[Collection entries]
········

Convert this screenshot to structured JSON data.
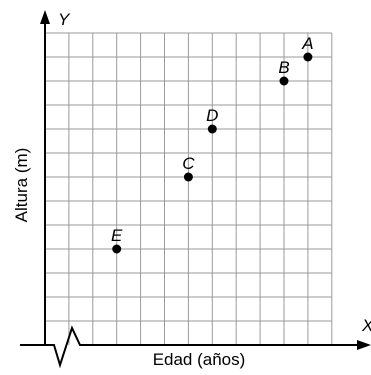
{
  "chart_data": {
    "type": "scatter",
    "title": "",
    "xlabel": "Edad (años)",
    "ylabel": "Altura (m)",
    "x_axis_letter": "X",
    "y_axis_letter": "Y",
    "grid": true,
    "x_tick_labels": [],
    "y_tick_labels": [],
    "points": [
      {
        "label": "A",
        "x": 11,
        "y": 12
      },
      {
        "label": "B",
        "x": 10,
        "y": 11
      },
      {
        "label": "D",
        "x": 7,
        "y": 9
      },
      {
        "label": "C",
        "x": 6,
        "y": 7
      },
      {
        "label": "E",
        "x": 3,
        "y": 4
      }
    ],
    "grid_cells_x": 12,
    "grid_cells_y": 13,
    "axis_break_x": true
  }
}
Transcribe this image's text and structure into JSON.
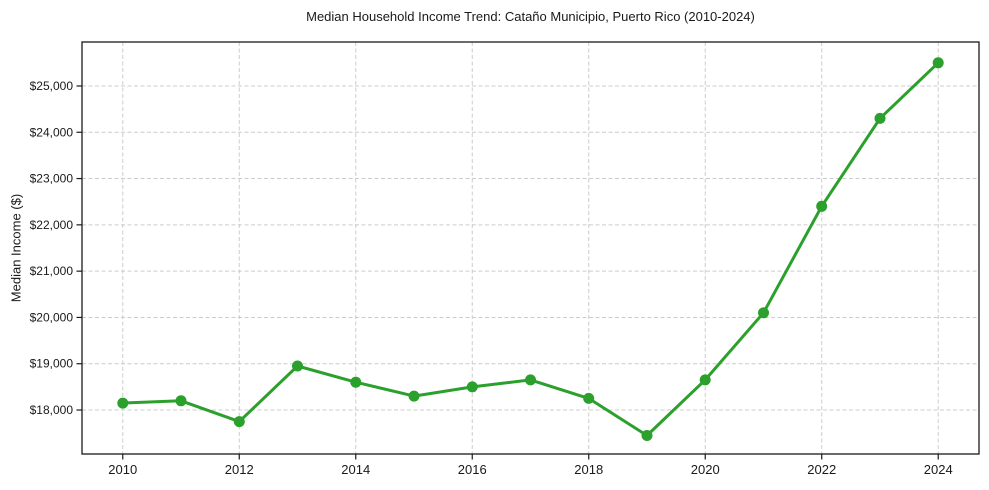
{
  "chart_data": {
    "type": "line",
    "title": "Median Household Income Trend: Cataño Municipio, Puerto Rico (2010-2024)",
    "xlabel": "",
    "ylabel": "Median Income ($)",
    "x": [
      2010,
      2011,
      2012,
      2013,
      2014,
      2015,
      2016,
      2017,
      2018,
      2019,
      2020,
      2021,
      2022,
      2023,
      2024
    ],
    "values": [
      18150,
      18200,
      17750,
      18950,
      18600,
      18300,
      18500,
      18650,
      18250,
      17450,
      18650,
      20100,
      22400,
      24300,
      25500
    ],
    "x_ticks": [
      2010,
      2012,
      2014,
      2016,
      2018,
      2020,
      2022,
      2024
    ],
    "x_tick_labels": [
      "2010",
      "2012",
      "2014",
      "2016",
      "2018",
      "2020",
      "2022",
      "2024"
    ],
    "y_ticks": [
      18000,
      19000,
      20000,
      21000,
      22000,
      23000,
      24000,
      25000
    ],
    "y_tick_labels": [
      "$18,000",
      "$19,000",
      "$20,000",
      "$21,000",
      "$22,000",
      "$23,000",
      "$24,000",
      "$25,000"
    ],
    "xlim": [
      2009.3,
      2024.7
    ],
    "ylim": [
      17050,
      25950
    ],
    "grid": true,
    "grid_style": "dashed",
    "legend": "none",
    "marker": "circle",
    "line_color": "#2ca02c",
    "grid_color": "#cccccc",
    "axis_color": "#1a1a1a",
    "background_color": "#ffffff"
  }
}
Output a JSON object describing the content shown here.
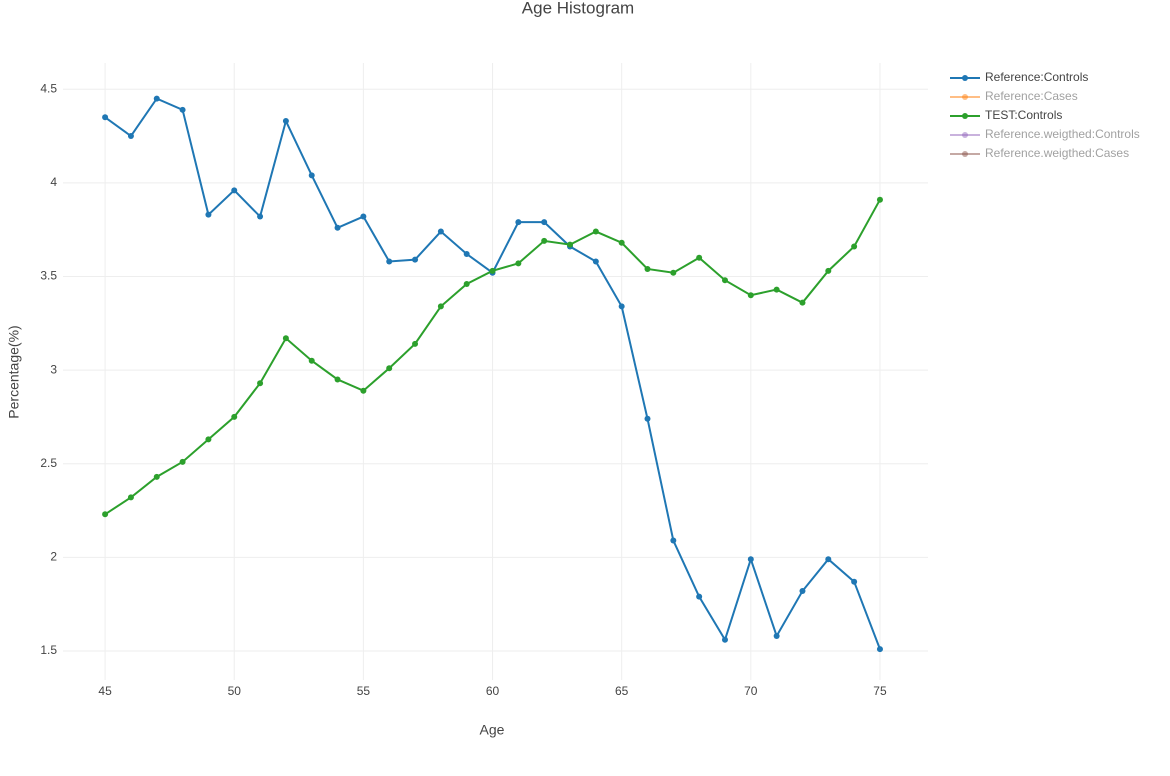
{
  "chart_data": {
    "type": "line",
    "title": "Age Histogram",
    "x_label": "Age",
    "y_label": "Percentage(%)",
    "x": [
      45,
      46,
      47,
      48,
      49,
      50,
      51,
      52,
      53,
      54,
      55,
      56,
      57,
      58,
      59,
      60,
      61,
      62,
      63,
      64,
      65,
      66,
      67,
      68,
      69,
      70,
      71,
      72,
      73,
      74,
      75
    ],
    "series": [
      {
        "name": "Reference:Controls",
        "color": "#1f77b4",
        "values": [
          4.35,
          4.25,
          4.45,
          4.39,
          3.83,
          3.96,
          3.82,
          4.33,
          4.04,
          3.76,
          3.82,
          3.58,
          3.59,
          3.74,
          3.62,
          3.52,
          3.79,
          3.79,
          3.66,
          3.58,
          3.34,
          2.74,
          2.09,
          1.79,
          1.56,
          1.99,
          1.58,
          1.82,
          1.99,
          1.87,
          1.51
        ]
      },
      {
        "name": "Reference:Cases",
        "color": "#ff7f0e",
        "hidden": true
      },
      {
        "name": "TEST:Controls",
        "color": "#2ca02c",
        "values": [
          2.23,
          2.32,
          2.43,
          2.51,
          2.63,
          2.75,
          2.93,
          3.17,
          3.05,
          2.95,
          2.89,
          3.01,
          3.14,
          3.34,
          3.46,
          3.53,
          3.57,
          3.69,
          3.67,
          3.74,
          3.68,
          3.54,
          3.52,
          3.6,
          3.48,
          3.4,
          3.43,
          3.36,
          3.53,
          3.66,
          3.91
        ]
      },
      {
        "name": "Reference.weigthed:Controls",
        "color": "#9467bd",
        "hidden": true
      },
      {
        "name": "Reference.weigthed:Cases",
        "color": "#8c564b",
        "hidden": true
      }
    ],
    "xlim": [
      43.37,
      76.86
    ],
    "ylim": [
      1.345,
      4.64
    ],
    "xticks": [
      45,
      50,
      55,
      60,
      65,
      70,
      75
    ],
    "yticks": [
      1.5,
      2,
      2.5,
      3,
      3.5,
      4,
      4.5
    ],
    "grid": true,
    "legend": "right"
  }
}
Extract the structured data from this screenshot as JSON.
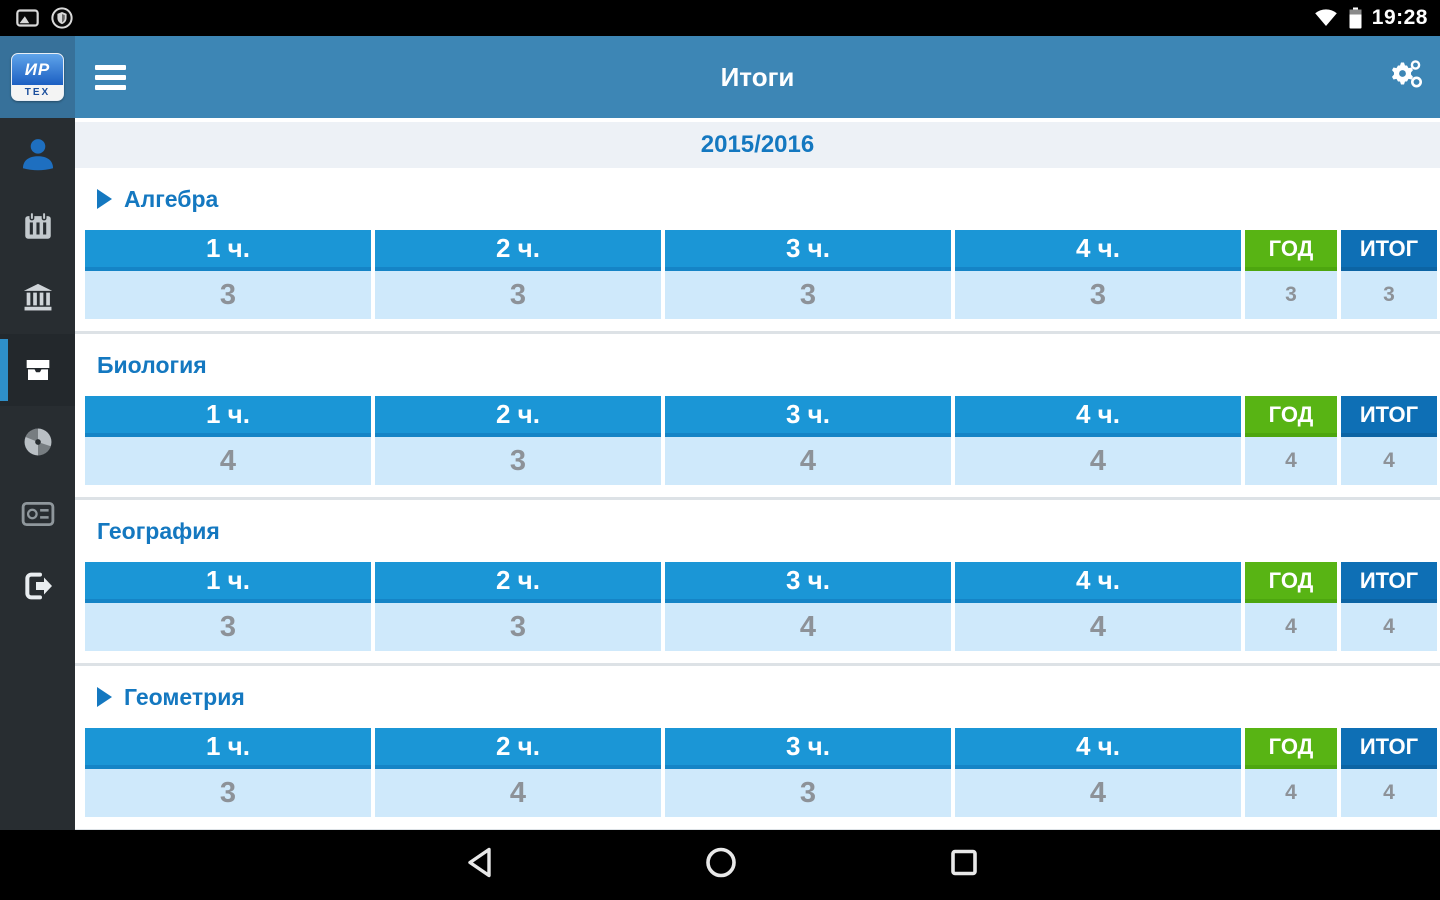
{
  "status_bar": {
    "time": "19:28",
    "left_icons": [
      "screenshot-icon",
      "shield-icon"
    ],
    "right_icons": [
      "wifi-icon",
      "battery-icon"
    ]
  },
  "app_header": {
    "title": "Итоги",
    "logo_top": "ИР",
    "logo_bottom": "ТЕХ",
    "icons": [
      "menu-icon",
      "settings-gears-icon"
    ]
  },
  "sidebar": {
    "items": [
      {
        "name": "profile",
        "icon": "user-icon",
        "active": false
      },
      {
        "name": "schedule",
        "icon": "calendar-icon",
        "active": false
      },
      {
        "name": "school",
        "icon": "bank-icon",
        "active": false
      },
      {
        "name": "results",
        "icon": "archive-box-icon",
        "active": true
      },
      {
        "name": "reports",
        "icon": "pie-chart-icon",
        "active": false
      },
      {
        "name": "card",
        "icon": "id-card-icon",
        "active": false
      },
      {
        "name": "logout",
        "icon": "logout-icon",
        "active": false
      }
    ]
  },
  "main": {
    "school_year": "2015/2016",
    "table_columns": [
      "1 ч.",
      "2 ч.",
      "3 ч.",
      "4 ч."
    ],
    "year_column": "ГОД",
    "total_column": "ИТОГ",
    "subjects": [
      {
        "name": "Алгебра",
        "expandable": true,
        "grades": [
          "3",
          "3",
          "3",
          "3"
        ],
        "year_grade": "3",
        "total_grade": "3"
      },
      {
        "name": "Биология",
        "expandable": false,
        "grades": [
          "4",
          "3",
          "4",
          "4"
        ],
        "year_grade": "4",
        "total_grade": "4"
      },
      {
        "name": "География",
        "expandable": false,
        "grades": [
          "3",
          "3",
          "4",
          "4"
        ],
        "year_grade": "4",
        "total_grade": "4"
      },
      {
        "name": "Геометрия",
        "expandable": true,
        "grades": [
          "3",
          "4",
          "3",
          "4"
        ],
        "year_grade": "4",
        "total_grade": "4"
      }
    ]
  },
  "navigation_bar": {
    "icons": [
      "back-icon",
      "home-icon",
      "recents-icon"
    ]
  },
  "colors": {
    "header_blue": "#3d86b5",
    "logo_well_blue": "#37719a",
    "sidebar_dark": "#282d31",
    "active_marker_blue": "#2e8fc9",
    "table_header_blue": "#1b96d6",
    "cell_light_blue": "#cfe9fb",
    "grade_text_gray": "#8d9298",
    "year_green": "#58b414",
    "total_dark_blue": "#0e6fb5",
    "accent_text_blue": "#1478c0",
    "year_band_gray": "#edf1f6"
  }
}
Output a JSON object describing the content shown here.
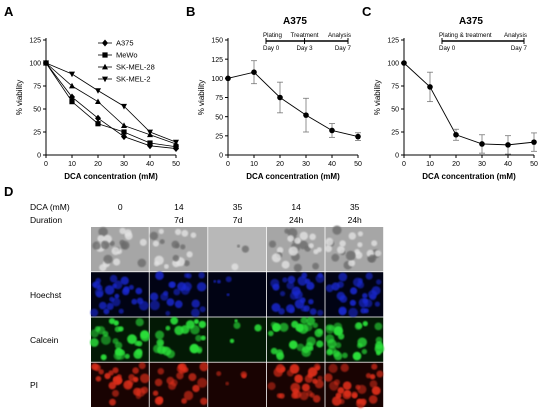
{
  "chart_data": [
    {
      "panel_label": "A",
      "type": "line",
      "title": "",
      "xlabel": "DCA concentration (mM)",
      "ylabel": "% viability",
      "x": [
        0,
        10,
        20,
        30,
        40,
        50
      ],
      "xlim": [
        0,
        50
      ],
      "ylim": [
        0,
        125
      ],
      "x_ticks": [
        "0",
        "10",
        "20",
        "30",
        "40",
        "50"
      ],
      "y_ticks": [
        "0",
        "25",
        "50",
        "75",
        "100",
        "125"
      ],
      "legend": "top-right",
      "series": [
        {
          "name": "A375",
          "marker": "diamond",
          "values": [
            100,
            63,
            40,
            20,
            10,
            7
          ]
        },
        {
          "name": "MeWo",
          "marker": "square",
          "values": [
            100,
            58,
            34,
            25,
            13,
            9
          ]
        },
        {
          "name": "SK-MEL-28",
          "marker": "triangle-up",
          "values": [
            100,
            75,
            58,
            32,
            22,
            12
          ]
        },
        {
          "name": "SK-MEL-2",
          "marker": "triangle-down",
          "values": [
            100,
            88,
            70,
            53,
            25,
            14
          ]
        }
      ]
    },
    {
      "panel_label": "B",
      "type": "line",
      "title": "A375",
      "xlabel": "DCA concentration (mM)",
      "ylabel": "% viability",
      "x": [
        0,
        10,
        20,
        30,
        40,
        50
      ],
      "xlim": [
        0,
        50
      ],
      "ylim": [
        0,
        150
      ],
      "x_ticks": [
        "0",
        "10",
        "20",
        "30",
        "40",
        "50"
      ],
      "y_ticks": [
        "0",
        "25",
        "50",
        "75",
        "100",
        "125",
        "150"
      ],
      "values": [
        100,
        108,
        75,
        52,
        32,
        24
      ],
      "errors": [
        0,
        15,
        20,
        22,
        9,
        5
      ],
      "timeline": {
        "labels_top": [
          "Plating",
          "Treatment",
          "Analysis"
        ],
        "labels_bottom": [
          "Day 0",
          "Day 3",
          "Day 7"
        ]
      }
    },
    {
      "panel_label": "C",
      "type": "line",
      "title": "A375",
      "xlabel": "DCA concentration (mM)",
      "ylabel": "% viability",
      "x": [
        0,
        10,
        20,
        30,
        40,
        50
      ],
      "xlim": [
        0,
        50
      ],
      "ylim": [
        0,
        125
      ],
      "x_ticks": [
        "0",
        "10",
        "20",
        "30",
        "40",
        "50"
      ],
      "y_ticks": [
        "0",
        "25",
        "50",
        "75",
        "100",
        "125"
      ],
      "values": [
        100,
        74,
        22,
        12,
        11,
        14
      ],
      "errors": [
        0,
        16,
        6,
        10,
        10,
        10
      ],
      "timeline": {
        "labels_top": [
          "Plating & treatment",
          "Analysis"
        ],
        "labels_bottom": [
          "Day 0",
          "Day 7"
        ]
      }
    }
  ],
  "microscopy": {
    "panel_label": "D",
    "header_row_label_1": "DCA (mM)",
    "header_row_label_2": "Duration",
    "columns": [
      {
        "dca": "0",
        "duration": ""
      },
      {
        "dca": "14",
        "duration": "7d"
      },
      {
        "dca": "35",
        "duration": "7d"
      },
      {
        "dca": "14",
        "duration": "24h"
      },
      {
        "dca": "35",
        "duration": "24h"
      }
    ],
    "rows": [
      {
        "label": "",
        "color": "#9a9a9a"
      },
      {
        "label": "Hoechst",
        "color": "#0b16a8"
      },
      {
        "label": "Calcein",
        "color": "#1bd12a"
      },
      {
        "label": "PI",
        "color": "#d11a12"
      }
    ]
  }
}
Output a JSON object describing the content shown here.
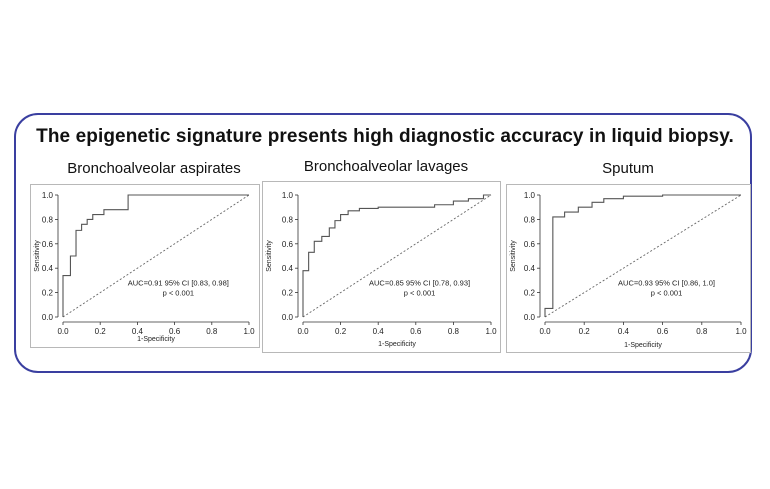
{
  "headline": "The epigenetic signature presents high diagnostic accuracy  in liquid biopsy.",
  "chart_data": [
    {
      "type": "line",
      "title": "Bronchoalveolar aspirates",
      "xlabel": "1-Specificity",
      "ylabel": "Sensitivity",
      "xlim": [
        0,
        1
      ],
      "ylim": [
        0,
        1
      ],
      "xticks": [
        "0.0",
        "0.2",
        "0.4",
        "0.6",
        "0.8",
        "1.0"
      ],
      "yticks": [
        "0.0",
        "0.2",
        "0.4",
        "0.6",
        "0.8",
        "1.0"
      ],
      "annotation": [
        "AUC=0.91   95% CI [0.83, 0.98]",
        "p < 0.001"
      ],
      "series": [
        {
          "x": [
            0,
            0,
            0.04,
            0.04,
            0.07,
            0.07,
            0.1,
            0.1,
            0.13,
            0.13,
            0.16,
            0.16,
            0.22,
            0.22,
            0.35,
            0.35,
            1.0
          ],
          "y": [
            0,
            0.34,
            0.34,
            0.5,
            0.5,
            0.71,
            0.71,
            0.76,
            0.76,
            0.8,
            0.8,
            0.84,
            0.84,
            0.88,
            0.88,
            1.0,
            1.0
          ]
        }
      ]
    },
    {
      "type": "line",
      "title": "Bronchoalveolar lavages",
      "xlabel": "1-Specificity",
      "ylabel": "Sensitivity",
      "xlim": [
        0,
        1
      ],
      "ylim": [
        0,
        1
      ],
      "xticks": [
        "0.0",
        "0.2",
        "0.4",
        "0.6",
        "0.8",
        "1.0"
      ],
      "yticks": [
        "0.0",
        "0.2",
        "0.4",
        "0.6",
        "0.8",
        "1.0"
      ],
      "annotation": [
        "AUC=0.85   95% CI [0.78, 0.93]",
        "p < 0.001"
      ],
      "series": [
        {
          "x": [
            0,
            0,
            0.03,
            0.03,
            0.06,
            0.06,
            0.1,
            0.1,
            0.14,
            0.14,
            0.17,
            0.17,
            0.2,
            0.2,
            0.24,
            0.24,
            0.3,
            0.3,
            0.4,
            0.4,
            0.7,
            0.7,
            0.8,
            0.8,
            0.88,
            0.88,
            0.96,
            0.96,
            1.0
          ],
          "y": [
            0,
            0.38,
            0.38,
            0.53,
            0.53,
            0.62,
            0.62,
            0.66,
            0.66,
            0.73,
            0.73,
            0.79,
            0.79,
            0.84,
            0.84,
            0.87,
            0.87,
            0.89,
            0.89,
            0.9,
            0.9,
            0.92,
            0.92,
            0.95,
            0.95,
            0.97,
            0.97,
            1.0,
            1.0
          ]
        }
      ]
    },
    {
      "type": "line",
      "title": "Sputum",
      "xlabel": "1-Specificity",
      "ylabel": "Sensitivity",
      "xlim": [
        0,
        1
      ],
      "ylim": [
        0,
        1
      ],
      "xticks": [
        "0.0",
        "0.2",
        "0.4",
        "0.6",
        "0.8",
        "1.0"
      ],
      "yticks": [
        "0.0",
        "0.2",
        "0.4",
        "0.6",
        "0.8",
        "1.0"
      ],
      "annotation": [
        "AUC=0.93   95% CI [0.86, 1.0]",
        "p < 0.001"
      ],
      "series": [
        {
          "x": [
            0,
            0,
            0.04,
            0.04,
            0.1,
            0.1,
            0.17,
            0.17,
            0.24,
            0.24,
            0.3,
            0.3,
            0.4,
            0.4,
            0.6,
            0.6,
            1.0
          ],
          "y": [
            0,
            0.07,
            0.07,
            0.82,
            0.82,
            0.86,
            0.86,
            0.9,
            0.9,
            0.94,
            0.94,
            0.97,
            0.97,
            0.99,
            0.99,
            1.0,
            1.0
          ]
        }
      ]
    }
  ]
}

········

_Stated exercise:_ Gather from the records above every line containing the string "title".

_Task solution:_
    "title": "",
    "title": "Median Household Income Trend: Cataño Municipio, Puerto Rico (2010-2024)",
    "title": "Age Histogram",
    "title": "Итоги",
      "title": "",
      "title": "A375",
      "title": "A375",
      "title": "Bronchoalveolar aspirates",
      "title": "Bronchoalveolar lavages",
      "title": "Sputum",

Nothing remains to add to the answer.